Exercise inputs —

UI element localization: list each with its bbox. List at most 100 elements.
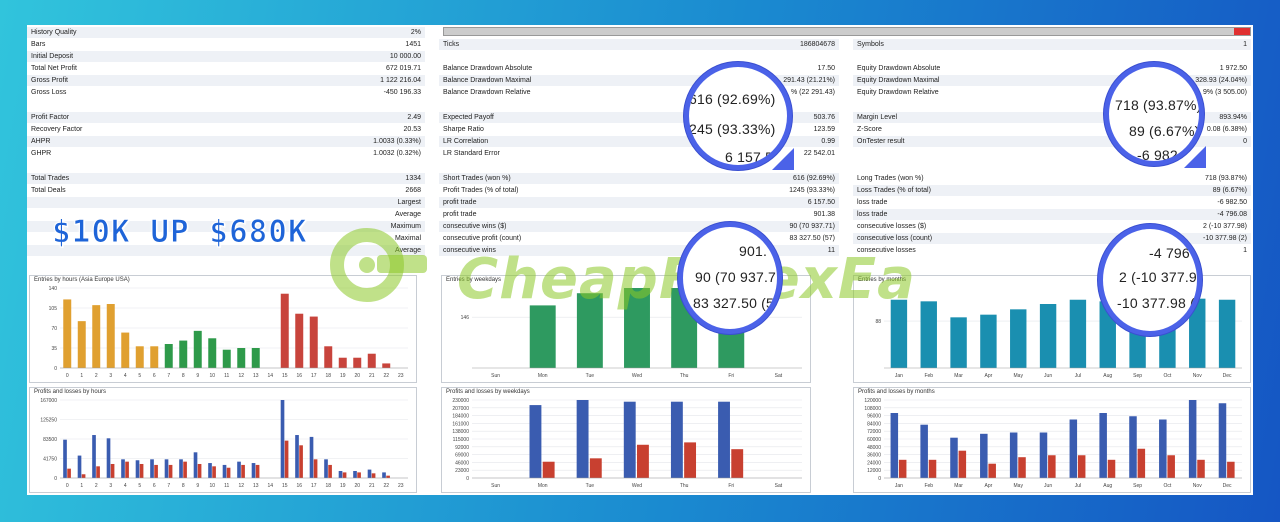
- stat-value: 1.0033 (0.33%): [373, 138, 421, 145]
- stat-label: Z-Score: [857, 126, 882, 133]
- stat-value: 672 019.71: [385, 65, 421, 72]
- mag-line: 901.: [739, 243, 768, 259]
- stat-row: Bars 1451: [27, 39, 425, 50]
- x-tick-label: Tue: [586, 373, 595, 379]
- bar: [367, 353, 376, 368]
- bar: [299, 445, 303, 478]
- stat-row: Total Net Profit 672 019.71: [27, 63, 425, 74]
- stat-row: Initial Deposit 10 000.00: [27, 51, 425, 62]
- history-quality-bar: [443, 27, 1251, 36]
- bar: [77, 455, 82, 478]
- mag-line: 89 (6.67%): [1129, 123, 1200, 139]
- bar: [77, 321, 86, 368]
- x-tick-label: 19: [340, 373, 346, 379]
- bar: [135, 346, 144, 368]
- bar: [313, 459, 318, 478]
- y-tick-label: 23000: [455, 468, 469, 474]
- x-tick-label: 8: [182, 373, 185, 379]
- stat-value: 89 (6.67%): [1212, 187, 1247, 194]
- x-tick-label: 8: [182, 483, 185, 489]
- stat-row: consecutive losses ($) 2 (-10 377.98): [853, 221, 1251, 232]
- x-tick-label: Apr: [985, 373, 993, 379]
- magnifier-tail-icon: [1184, 146, 1206, 168]
- bar: [309, 436, 314, 478]
- bar: [980, 314, 997, 368]
- mag-line: 6 157.5: [725, 149, 774, 165]
- stat-value: -10 377.98 (2): [1203, 235, 1247, 242]
- stat-label: Expected Payoff: [443, 114, 494, 121]
- bar: [139, 463, 144, 478]
- stat-row: Total Deals 2668: [27, 185, 425, 196]
- stat-label: GHPR: [31, 150, 52, 157]
- x-tick-label: 14: [267, 373, 273, 379]
- bar: [193, 330, 202, 368]
- x-tick-label: Jan: [895, 373, 903, 379]
- y-tick-label: 105: [49, 306, 58, 312]
- y-tick-label: 184000: [452, 414, 469, 420]
- stat-value: 9% (3 505.00): [1203, 89, 1247, 96]
- bar: [338, 470, 343, 478]
- x-tick-label: Sun: [491, 483, 500, 489]
- x-tick-label: Sun: [491, 373, 500, 379]
- stat-row: Balance Drawdown Absolute 17.50: [439, 63, 839, 74]
- x-tick-label: 6: [153, 373, 156, 379]
- x-tick-label: Feb: [924, 483, 933, 489]
- x-tick-label: Mar: [954, 373, 963, 379]
- bar: [589, 458, 602, 478]
- bar: [670, 401, 683, 478]
- bar: [328, 464, 332, 478]
- stat-label: LR Correlation: [443, 138, 489, 145]
- stat-label: consecutive losses ($): [857, 223, 927, 230]
- stat-value: 0.08 (6.38%): [1206, 126, 1247, 133]
- stat-row: Gross Profit 1 122 216.04: [27, 75, 425, 86]
- stat-value: 10 000.00: [389, 53, 421, 60]
- stat-label: Symbols: [857, 41, 884, 48]
- x-tick-label: Sat: [775, 373, 783, 379]
- y-tick-label: 92000: [455, 445, 469, 451]
- stat-label: Balance Drawdown Relative: [443, 89, 531, 96]
- stat-row: profit trade 901.38: [439, 209, 839, 220]
- bar: [684, 442, 697, 478]
- bar: [371, 473, 376, 478]
- stat-label: Bars: [31, 41, 46, 48]
- bar: [237, 348, 246, 368]
- bar: [1039, 304, 1057, 368]
- bar: [367, 469, 372, 478]
- bar: [280, 293, 289, 368]
- stat-value: Average: [395, 211, 421, 218]
- bar: [150, 459, 154, 478]
- x-tick-label: Fri: [728, 373, 734, 379]
- stat-value: 123.59: [813, 126, 835, 133]
- y-tick-label: 24000: [867, 460, 881, 466]
- y-tick-label: 0: [466, 476, 469, 482]
- mag-line: 2 (-10 377.9: [1119, 269, 1197, 285]
- bar: [731, 449, 744, 478]
- stat-row: profit trade 6 157.50: [439, 197, 839, 208]
- bar: [342, 472, 347, 478]
- x-tick-label: Nov: [1193, 483, 1202, 489]
- x-tick-label: Thu: [680, 373, 689, 379]
- y-tick-label: 125250: [40, 418, 57, 424]
- bar: [576, 400, 589, 478]
- bar: [353, 470, 357, 478]
- stat-row: Profit Trades (% of total) 1245 (93.33%): [439, 185, 839, 196]
- bar: [1197, 459, 1205, 478]
- bar: [255, 464, 260, 478]
- mag-line: -10 377.98 (: [1117, 295, 1195, 311]
- stat-value: 1245 (93.33%): [789, 187, 835, 194]
- x-tick-label: 7: [167, 483, 170, 489]
- y-tick-label: 69000: [455, 453, 469, 459]
- bar: [135, 460, 140, 478]
- stat-label: Long Trades (won %): [857, 175, 924, 182]
- stat-row: Equity Drawdown Absolute 1 972.50: [853, 63, 1251, 74]
- x-tick-label: Feb: [924, 373, 933, 379]
- x-tick-label: Nov: [1193, 373, 1202, 379]
- stat-value: 718 (93.87%): [1204, 175, 1247, 182]
- bar: [623, 401, 636, 478]
- x-tick-label: 21: [369, 483, 375, 489]
- y-tick-label: 35: [51, 346, 57, 352]
- chart-svg: 2300002070001840001610001380001150009200…: [452, 398, 802, 489]
- stat-row: consecutive profit (count) 83 327.50 (57): [439, 233, 839, 244]
- mag-line: -6 982.5: [1137, 147, 1190, 163]
- stat-label: Recovery Factor: [31, 126, 83, 133]
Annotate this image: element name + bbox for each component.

Given problem —
Return the item above line for line and word for word, leaving out the picture.

Output —
UI element localization: list each with its bbox. List at most 100 elements.
- stat-value: 1.0033 (0.33%): [373, 138, 421, 145]
- stat-label: Z-Score: [857, 126, 882, 133]
- stat-value: 672 019.71: [385, 65, 421, 72]
- mag-line: 901.: [739, 243, 768, 259]
- stat-row: Bars 1451: [27, 39, 425, 50]
- x-tick-label: Tue: [586, 373, 595, 379]
- bar: [367, 353, 376, 368]
- bar: [299, 445, 303, 478]
- stat-row: Total Net Profit 672 019.71: [27, 63, 425, 74]
- stat-row: Initial Deposit 10 000.00: [27, 51, 425, 62]
- history-quality-bar: [443, 27, 1251, 36]
- bar: [77, 455, 82, 478]
- mag-line: 89 (6.67%): [1129, 123, 1200, 139]
- bar: [77, 321, 86, 368]
- x-tick-label: 19: [340, 373, 346, 379]
- bar: [135, 346, 144, 368]
- bar: [313, 459, 318, 478]
- y-tick-label: 23000: [455, 468, 469, 474]
- x-tick-label: 8: [182, 373, 185, 379]
- stat-value: 89 (6.67%): [1212, 187, 1247, 194]
- x-tick-label: 8: [182, 483, 185, 489]
- stat-row: consecutive losses ($) 2 (-10 377.98): [853, 221, 1251, 232]
- x-tick-label: Apr: [985, 373, 993, 379]
- magnifier-tail-icon: [1184, 146, 1206, 168]
- bar: [309, 436, 314, 478]
- bar: [980, 314, 997, 368]
- mag-line: 6 157.5: [725, 149, 774, 165]
- stat-value: -10 377.98 (2): [1203, 235, 1247, 242]
- stat-label: Expected Payoff: [443, 114, 494, 121]
- bar: [139, 463, 144, 478]
- stat-row: Total Deals 2668: [27, 185, 425, 196]
- stat-label: GHPR: [31, 150, 52, 157]
- x-tick-label: 14: [267, 373, 273, 379]
- bar: [193, 330, 202, 368]
- x-tick-label: Jan: [895, 373, 903, 379]
- y-tick-label: 105: [49, 306, 58, 312]
- y-tick-label: 184000: [452, 414, 469, 420]
- stat-value: 9% (3 505.00): [1203, 89, 1247, 96]
- bar: [338, 470, 343, 478]
- x-tick-label: Sun: [491, 483, 500, 489]
- x-tick-label: Sun: [491, 373, 500, 379]
- stat-row: Balance Drawdown Absolute 17.50: [439, 63, 839, 74]
- x-tick-label: 6: [153, 373, 156, 379]
- x-tick-label: Feb: [924, 483, 933, 489]
- x-tick-label: Mar: [954, 373, 963, 379]
- bar: [589, 458, 602, 478]
- bar: [670, 401, 683, 478]
- bar: [328, 464, 332, 478]
- stat-label: LR Correlation: [443, 138, 489, 145]
- stat-label: consecutive losses ($): [857, 223, 927, 230]
- stat-value: 0.08 (6.38%): [1206, 126, 1247, 133]
- stat-row: Gross Profit 1 122 216.04: [27, 75, 425, 86]
- stat-value: 10 000.00: [389, 53, 421, 60]
- stat-label: Symbols: [857, 41, 884, 48]
- x-tick-label: Sat: [775, 373, 783, 379]
- y-tick-label: 92000: [455, 445, 469, 451]
- stat-label: Balance Drawdown Relative: [443, 89, 531, 96]
- stat-row: profit trade 901.38: [439, 209, 839, 220]
- bar: [684, 442, 697, 478]
- bar: [371, 473, 376, 478]
- stat-label: Bars: [31, 41, 46, 48]
- bar: [237, 348, 246, 368]
- bar: [1039, 304, 1057, 368]
- bar: [367, 469, 372, 478]
- bar: [280, 293, 289, 368]
- stat-value: Average: [395, 211, 421, 218]
- bar: [150, 459, 154, 478]
- x-tick-label: Fri: [728, 373, 734, 379]
- stat-value: 123.59: [813, 126, 835, 133]
- y-tick-label: 24000: [867, 460, 881, 466]
- y-tick-label: 0: [466, 476, 469, 482]
- mag-line: 2 (-10 377.9: [1119, 269, 1197, 285]
- bar: [731, 449, 744, 478]
- stat-row: profit trade 6 157.50: [439, 197, 839, 208]
- bar: [342, 472, 347, 478]
- x-tick-label: Nov: [1193, 483, 1202, 489]
- x-tick-label: Thu: [680, 373, 689, 379]
- y-tick-label: 125250: [40, 418, 57, 424]
- bar: [576, 400, 589, 478]
- bar: [353, 470, 357, 478]
- stat-row: Profit Trades (% of total) 1245 (93.33%): [439, 185, 839, 196]
- bar: [1197, 459, 1205, 478]
- bar: [255, 464, 260, 478]
- mag-line: -10 377.98 (: [1117, 295, 1195, 311]
- stat-value: 1245 (93.33%): [789, 187, 835, 194]
- x-tick-label: 7: [167, 483, 170, 489]
- y-tick-label: 69000: [455, 453, 469, 459]
- bar: [135, 460, 140, 478]
- stat-label: Long Trades (won %): [857, 175, 924, 182]
- stat-row: Equity Drawdown Absolute 1 972.50: [853, 63, 1251, 74]
- x-tick-label: Feb: [924, 373, 933, 379]
- x-tick-label: Nov: [1193, 373, 1202, 379]
- stat-value: 718 (93.87%): [1204, 175, 1247, 182]
- bar: [623, 401, 636, 478]
- x-tick-label: 21: [369, 483, 375, 489]
- y-tick-label: 35: [51, 346, 57, 352]
- chart-svg: 2300002070001840001610001380001150009200…: [452, 398, 802, 489]
- stat-row: consecutive profit (count) 83 327.50 (57): [439, 233, 839, 244]
- mag-line: -6 982.5: [1137, 147, 1190, 163]
- stat-label: Recovery Factor: [31, 126, 83, 133]
Annotate this image: element name + bbox for each component.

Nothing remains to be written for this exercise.